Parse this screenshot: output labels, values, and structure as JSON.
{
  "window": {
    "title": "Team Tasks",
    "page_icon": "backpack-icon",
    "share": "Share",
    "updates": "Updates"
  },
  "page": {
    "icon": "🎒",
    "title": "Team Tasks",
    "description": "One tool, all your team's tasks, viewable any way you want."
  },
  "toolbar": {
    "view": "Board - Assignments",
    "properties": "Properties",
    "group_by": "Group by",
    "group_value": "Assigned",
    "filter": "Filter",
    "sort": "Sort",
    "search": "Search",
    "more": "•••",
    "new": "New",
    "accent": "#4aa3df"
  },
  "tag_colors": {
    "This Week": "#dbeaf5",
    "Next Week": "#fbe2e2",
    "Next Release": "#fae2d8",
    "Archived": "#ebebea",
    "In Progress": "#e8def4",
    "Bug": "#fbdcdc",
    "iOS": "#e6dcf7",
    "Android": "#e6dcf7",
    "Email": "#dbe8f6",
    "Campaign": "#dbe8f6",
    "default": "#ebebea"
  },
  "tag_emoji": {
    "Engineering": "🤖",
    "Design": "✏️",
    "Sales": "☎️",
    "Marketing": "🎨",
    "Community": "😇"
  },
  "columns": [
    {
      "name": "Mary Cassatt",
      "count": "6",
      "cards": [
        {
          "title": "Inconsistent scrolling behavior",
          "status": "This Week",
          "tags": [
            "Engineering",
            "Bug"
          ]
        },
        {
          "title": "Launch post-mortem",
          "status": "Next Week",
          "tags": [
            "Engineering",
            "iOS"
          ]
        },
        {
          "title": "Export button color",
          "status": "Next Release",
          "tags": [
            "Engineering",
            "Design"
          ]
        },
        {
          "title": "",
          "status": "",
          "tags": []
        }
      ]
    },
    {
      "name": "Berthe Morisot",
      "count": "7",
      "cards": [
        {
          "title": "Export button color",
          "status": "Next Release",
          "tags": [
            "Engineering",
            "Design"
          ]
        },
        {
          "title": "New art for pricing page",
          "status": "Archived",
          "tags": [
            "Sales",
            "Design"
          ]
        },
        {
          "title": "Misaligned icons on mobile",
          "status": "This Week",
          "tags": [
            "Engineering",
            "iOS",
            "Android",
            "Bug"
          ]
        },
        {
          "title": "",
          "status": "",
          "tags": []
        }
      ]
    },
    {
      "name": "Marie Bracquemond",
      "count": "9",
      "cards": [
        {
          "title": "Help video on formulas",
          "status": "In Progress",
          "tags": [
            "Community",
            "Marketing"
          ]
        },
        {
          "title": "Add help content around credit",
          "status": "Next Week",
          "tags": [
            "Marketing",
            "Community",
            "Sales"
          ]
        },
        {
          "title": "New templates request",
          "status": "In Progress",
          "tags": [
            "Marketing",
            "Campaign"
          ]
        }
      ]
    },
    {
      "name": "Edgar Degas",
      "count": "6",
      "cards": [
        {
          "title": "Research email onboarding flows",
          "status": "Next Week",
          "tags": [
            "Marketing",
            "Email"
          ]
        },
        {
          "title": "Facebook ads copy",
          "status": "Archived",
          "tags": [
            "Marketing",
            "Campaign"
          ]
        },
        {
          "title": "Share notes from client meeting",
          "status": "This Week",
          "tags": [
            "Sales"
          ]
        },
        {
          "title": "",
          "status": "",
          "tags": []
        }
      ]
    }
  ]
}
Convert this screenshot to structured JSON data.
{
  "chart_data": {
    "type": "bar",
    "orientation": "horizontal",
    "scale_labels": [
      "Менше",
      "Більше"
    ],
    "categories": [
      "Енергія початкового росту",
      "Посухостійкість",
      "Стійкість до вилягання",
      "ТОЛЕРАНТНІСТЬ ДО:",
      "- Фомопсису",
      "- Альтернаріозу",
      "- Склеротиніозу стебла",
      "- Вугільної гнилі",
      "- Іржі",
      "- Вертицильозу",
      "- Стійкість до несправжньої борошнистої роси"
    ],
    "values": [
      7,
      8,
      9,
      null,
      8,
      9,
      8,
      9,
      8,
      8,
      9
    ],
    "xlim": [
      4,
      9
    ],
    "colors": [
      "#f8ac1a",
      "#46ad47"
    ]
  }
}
+===+
EXERCISE DIRECTIONS. All of the material above needs to be copied exactly.

REPLY TO THE EXERCISE.
Parse this screenshot: output labels, values, and structure as JSON.
{
  "window": {
    "title": "Team Tasks",
    "page_icon": "backpack-icon",
    "share": "Share",
    "updates": "Updates"
  },
  "page": {
    "icon": "🎒",
    "title": "Team Tasks",
    "description": "One tool, all your team's tasks, viewable any way you want."
  },
  "toolbar": {
    "view": "Board - Assignments",
    "properties": "Properties",
    "group_by": "Group by",
    "group_value": "Assigned",
    "filter": "Filter",
    "sort": "Sort",
    "search": "Search",
    "more": "•••",
    "new": "New",
    "accent": "#4aa3df"
  },
  "tag_colors": {
    "This Week": "#dbeaf5",
    "Next Week": "#fbe2e2",
    "Next Release": "#fae2d8",
    "Archived": "#ebebea",
    "In Progress": "#e8def4",
    "Bug": "#fbdcdc",
    "iOS": "#e6dcf7",
    "Android": "#e6dcf7",
    "Email": "#dbe8f6",
    "Campaign": "#dbe8f6",
    "default": "#ebebea"
  },
  "tag_emoji": {
    "Engineering": "🤖",
    "Design": "✏️",
    "Sales": "☎️",
    "Marketing": "🎨",
    "Community": "😇"
  },
  "columns": [
    {
      "name": "Mary Cassatt",
      "count": "6",
      "cards": [
        {
          "title": "Inconsistent scrolling behavior",
          "status": "This Week",
          "tags": [
            "Engineering",
            "Bug"
          ]
        },
        {
          "title": "Launch post-mortem",
          "status": "Next Week",
          "tags": [
            "Engineering",
            "iOS"
          ]
        },
        {
          "title": "Export button color",
          "status": "Next Release",
          "tags": [
            "Engineering",
            "Design"
          ]
        },
        {
          "title": "",
          "status": "",
          "tags": []
        }
      ]
    },
    {
      "name": "Berthe Morisot",
      "count": "7",
      "cards": [
        {
          "title": "Export button color",
          "status": "Next Release",
          "tags": [
            "Engineering",
            "Design"
          ]
        },
        {
          "title": "New art for pricing page",
          "status": "Archived",
          "tags": [
            "Sales",
            "Design"
          ]
        },
        {
          "title": "Misaligned icons on mobile",
          "status": "This Week",
          "tags": [
            "Engineering",
            "iOS",
            "Android",
            "Bug"
          ]
        },
        {
          "title": "",
          "status": "",
          "tags": []
        }
      ]
    },
    {
      "name": "Marie Bracquemond",
      "count": "9",
      "cards": [
        {
          "title": "Help video on formulas",
          "status": "In Progress",
          "tags": [
            "Community",
            "Marketing"
          ]
        },
        {
          "title": "Add help content around credit",
          "status": "Next Week",
          "tags": [
            "Marketing",
            "Community",
            "Sales"
          ]
        },
        {
          "title": "New templates request",
          "status": "In Progress",
          "tags": [
            "Marketing",
            "Campaign"
          ]
        }
      ]
    },
    {
      "name": "Edgar Degas",
      "count": "6",
      "cards": [
        {
          "title": "Research email onboarding flows",
          "status": "Next Week",
          "tags": [
            "Marketing",
            "Email"
          ]
        },
        {
          "title": "Facebook ads copy",
          "status": "Archived",
          "tags": [
            "Marketing",
            "Campaign"
          ]
        },
        {
          "title": "Share notes from client meeting",
          "status": "This Week",
          "tags": [
            "Sales"
          ]
        },
        {
          "title": "",
          "status": "",
          "tags": []
        }
      ]
    }
  ]
}
Convert this screenshot to structured JSON data.
{
  "chart_data": {
    "type": "bar",
    "orientation": "horizontal",
    "scale_labels": [
      "Менше",
      "Більше"
    ],
    "categories": [
      "Енергія початкового росту",
      "Посухостійкість",
      "Стійкість до вилягання",
      "ТОЛЕРАНТНІСТЬ ДО:",
      "- Фомопсису",
      "- Альтернаріозу",
      "- Склеротиніозу стебла",
      "- Вугільної гнилі",
      "- Іржі",
      "- Вертицильозу",
      "- Стійкість до несправжньої борошнистої роси"
    ],
    "values": [
      7,
      8,
      9,
      null,
      8,
      9,
      8,
      9,
      8,
      8,
      9
    ],
    "xlim": [
      4,
      9
    ],
    "colors": [
      "#f8ac1a",
      "#46ad47"
    ]
  }
}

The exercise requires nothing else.